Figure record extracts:
--

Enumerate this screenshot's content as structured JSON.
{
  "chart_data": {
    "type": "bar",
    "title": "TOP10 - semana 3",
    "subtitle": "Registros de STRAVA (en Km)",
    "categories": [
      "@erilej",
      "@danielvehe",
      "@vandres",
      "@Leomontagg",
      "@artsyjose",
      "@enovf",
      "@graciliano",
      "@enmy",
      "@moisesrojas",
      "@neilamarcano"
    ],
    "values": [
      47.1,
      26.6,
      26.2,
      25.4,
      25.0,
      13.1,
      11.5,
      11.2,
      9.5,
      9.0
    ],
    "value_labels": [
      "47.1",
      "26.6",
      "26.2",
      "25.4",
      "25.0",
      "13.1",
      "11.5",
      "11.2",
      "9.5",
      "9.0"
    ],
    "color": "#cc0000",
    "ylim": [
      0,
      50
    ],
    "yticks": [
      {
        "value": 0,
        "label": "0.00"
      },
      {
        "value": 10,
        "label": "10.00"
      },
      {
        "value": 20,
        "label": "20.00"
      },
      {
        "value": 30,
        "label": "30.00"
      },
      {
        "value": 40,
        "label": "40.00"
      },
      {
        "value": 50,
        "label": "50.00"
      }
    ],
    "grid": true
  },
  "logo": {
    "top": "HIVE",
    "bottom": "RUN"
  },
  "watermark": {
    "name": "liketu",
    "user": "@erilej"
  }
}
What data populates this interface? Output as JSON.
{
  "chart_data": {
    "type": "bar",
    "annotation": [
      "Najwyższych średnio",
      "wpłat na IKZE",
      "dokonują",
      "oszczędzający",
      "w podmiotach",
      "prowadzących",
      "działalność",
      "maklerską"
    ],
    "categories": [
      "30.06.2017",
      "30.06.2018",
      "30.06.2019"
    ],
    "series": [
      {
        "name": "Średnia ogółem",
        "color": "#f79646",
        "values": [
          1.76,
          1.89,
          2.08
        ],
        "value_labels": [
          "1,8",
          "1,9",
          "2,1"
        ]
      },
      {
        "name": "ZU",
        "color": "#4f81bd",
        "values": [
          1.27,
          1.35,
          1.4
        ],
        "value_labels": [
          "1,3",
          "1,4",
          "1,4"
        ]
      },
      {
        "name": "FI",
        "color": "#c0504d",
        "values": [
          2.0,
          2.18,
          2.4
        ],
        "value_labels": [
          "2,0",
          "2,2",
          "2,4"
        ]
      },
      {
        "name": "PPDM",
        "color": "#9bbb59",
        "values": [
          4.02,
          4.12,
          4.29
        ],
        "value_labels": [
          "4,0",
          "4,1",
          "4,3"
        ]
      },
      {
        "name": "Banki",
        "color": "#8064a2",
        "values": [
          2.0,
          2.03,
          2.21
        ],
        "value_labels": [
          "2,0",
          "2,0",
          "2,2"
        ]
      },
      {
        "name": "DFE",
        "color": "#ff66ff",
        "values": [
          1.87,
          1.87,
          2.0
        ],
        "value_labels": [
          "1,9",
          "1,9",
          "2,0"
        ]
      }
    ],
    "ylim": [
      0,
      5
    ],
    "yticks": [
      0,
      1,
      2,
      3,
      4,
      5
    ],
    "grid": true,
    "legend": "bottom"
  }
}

--

Hand back the material above in full, exactly as written.

Solution for this problem:
Enumerate this screenshot's content as structured JSON.
{
  "chart_data": {
    "type": "bar",
    "title": "TOP10 - semana 3",
    "subtitle": "Registros de STRAVA (en Km)",
    "categories": [
      "@erilej",
      "@danielvehe",
      "@vandres",
      "@Leomontagg",
      "@artsyjose",
      "@enovf",
      "@graciliano",
      "@enmy",
      "@moisesrojas",
      "@neilamarcano"
    ],
    "values": [
      47.1,
      26.6,
      26.2,
      25.4,
      25.0,
      13.1,
      11.5,
      11.2,
      9.5,
      9.0
    ],
    "value_labels": [
      "47.1",
      "26.6",
      "26.2",
      "25.4",
      "25.0",
      "13.1",
      "11.5",
      "11.2",
      "9.5",
      "9.0"
    ],
    "color": "#cc0000",
    "ylim": [
      0,
      50
    ],
    "yticks": [
      {
        "value": 0,
        "label": "0.00"
      },
      {
        "value": 10,
        "label": "10.00"
      },
      {
        "value": 20,
        "label": "20.00"
      },
      {
        "value": 30,
        "label": "30.00"
      },
      {
        "value": 40,
        "label": "40.00"
      },
      {
        "value": 50,
        "label": "50.00"
      }
    ],
    "grid": true
  },
  "logo": {
    "top": "HIVE",
    "bottom": "RUN"
  },
  "watermark": {
    "name": "liketu",
    "user": "@erilej"
  }
}
What data populates this interface? Output as JSON.
{
  "chart_data": {
    "type": "bar",
    "annotation": [
      "Najwyższych średnio",
      "wpłat na IKZE",
      "dokonują",
      "oszczędzający",
      "w podmiotach",
      "prowadzących",
      "działalność",
      "maklerską"
    ],
    "categories": [
      "30.06.2017",
      "30.06.2018",
      "30.06.2019"
    ],
    "series": [
      {
        "name": "Średnia ogółem",
        "color": "#f79646",
        "values": [
          1.76,
          1.89,
          2.08
        ],
        "value_labels": [
          "1,8",
          "1,9",
          "2,1"
        ]
      },
      {
        "name": "ZU",
        "color": "#4f81bd",
        "values": [
          1.27,
          1.35,
          1.4
        ],
        "value_labels": [
          "1,3",
          "1,4",
          "1,4"
        ]
      },
      {
        "name": "FI",
        "color": "#c0504d",
        "values": [
          2.0,
          2.18,
          2.4
        ],
        "value_labels": [
          "2,0",
          "2,2",
          "2,4"
        ]
      },
      {
        "name": "PPDM",
        "color": "#9bbb59",
        "values": [
          4.02,
          4.12,
          4.29
        ],
        "value_labels": [
          "4,0",
          "4,1",
          "4,3"
        ]
      },
      {
        "name": "Banki",
        "color": "#8064a2",
        "values": [
          2.0,
          2.03,
          2.21
        ],
        "value_labels": [
          "2,0",
          "2,0",
          "2,2"
        ]
      },
      {
        "name": "DFE",
        "color": "#ff66ff",
        "values": [
          1.87,
          1.87,
          2.0
        ],
        "value_labels": [
          "1,9",
          "1,9",
          "2,0"
        ]
      }
    ],
    "ylim": [
      0,
      5
    ],
    "yticks": [
      0,
      1,
      2,
      3,
      4,
      5
    ],
    "grid": true,
    "legend": "bottom"
  }
}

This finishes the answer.